*Directions*. Each entry below is to be transcribed exactly.

*Information provided*.
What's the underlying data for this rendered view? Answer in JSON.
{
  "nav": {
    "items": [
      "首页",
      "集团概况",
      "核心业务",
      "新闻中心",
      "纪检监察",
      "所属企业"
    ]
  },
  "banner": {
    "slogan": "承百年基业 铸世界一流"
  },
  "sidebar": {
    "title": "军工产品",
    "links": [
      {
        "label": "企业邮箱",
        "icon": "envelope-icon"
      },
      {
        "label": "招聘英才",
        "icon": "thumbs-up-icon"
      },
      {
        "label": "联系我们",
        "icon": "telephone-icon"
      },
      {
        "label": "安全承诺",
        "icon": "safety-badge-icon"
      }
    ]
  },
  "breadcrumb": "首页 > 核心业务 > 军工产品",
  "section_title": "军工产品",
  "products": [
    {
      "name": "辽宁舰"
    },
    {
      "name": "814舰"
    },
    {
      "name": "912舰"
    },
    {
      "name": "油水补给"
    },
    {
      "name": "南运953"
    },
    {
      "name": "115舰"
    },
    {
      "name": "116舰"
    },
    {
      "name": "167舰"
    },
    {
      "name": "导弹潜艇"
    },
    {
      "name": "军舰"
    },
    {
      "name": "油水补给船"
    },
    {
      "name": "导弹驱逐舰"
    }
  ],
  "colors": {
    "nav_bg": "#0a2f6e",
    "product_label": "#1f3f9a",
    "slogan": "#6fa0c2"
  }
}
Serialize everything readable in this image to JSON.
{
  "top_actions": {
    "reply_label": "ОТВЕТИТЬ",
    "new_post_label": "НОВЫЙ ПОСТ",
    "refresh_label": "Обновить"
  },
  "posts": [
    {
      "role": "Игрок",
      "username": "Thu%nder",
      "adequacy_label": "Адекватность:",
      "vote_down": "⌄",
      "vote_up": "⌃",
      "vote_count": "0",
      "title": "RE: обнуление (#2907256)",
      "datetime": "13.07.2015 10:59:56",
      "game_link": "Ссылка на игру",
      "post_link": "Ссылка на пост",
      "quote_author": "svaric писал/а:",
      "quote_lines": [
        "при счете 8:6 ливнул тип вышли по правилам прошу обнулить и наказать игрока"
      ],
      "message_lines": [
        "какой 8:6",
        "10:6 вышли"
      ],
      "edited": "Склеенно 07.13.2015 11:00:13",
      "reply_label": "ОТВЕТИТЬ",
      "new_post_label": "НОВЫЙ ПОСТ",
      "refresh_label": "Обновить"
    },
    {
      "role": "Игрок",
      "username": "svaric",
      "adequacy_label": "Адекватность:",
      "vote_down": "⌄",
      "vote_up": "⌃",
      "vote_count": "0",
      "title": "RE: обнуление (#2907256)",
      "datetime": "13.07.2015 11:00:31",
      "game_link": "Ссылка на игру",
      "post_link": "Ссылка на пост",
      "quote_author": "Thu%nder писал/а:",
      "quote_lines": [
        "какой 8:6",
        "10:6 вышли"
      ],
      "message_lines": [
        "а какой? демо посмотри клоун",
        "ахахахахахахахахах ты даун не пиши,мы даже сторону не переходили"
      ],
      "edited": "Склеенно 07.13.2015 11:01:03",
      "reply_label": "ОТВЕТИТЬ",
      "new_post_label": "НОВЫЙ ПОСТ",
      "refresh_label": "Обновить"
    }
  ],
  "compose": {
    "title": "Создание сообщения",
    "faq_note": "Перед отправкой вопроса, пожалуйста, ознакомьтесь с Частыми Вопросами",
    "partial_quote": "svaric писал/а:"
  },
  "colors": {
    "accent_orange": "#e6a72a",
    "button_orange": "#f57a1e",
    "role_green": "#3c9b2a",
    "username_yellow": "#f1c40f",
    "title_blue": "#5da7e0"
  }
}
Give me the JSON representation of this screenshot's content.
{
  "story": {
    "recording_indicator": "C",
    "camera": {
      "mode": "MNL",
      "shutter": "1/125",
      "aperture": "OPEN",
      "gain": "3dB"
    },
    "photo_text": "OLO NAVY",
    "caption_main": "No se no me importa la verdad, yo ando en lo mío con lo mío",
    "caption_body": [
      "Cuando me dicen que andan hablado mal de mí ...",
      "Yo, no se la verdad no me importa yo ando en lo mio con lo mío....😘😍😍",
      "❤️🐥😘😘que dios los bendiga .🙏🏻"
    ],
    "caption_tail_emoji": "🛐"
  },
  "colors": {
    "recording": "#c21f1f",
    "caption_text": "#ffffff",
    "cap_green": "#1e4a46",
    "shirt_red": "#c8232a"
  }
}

*Response to the task*.
What's the underlying data for this rendered view? Answer in JSON.
{
  "nav": {
    "items": [
      "首页",
      "集团概况",
      "核心业务",
      "新闻中心",
      "纪检监察",
      "所属企业"
    ]
  },
  "banner": {
    "slogan": "承百年基业 铸世界一流"
  },
  "sidebar": {
    "title": "军工产品",
    "links": [
      {
        "label": "企业邮箱",
        "icon": "envelope-icon"
      },
      {
        "label": "招聘英才",
        "icon": "thumbs-up-icon"
      },
      {
        "label": "联系我们",
        "icon": "telephone-icon"
      },
      {
        "label": "安全承诺",
        "icon": "safety-badge-icon"
      }
    ]
  },
  "breadcrumb": "首页 > 核心业务 > 军工产品",
  "section_title": "军工产品",
  "products": [
    {
      "name": "辽宁舰"
    },
    {
      "name": "814舰"
    },
    {
      "name": "912舰"
    },
    {
      "name": "油水补给"
    },
    {
      "name": "南运953"
    },
    {
      "name": "115舰"
    },
    {
      "name": "116舰"
    },
    {
      "name": "167舰"
    },
    {
      "name": "导弹潜艇"
    },
    {
      "name": "军舰"
    },
    {
      "name": "油水补给船"
    },
    {
      "name": "导弹驱逐舰"
    }
  ],
  "colors": {
    "nav_bg": "#0a2f6e",
    "product_label": "#1f3f9a",
    "slogan": "#6fa0c2"
  }
}
Serialize everything readable in this image to JSON.
{
  "top_actions": {
    "reply_label": "ОТВЕТИТЬ",
    "new_post_label": "НОВЫЙ ПОСТ",
    "refresh_label": "Обновить"
  },
  "posts": [
    {
      "role": "Игрок",
      "username": "Thu%nder",
      "adequacy_label": "Адекватность:",
      "vote_down": "⌄",
      "vote_up": "⌃",
      "vote_count": "0",
      "title": "RE: обнуление (#2907256)",
      "datetime": "13.07.2015 10:59:56",
      "game_link": "Ссылка на игру",
      "post_link": "Ссылка на пост",
      "quote_author": "svaric писал/а:",
      "quote_lines": [
        "при счете 8:6 ливнул тип вышли по правилам прошу обнулить и наказать игрока"
      ],
      "message_lines": [
        "какой 8:6",
        "10:6 вышли"
      ],
      "edited": "Склеенно 07.13.2015 11:00:13",
      "reply_label": "ОТВЕТИТЬ",
      "new_post_label": "НОВЫЙ ПОСТ",
      "refresh_label": "Обновить"
    },
    {
      "role": "Игрок",
      "username": "svaric",
      "adequacy_label": "Адекватность:",
      "vote_down": "⌄",
      "vote_up": "⌃",
      "vote_count": "0",
      "title": "RE: обнуление (#2907256)",
      "datetime": "13.07.2015 11:00:31",
      "game_link": "Ссылка на игру",
      "post_link": "Ссылка на пост",
      "quote_author": "Thu%nder писал/а:",
      "quote_lines": [
        "какой 8:6",
        "10:6 вышли"
      ],
      "message_lines": [
        "а какой? демо посмотри клоун",
        "ахахахахахахахахах ты даун не пиши,мы даже сторону не переходили"
      ],
      "edited": "Склеенно 07.13.2015 11:01:03",
      "reply_label": "ОТВЕТИТЬ",
      "new_post_label": "НОВЫЙ ПОСТ",
      "refresh_label": "Обновить"
    }
  ],
  "compose": {
    "title": "Создание сообщения",
    "faq_note": "Перед отправкой вопроса, пожалуйста, ознакомьтесь с Частыми Вопросами",
    "partial_quote": "svaric писал/а:"
  },
  "colors": {
    "accent_orange": "#e6a72a",
    "button_orange": "#f57a1e",
    "role_green": "#3c9b2a",
    "username_yellow": "#f1c40f",
    "title_blue": "#5da7e0"
  }
}
Give me the JSON representation of this screenshot's content.
{
  "story": {
    "recording_indicator": "C",
    "camera": {
      "mode": "MNL",
      "shutter": "1/125",
      "aperture": "OPEN",
      "gain": "3dB"
    },
    "photo_text": "OLO NAVY",
    "caption_main": "No se no me importa la verdad, yo ando en lo mío con lo mío",
    "caption_body": [
      "Cuando me dicen que andan hablado mal de mí ...",
      "Yo, no se la verdad no me importa yo ando en lo mio con lo mío....😘😍😍",
      "❤️🐥😘😘que dios los bendiga .🙏🏻"
    ],
    "caption_tail_emoji": "🛐"
  },
  "colors": {
    "recording": "#c21f1f",
    "caption_text": "#ffffff",
    "cap_green": "#1e4a46",
    "shirt_red": "#c8232a"
  }
}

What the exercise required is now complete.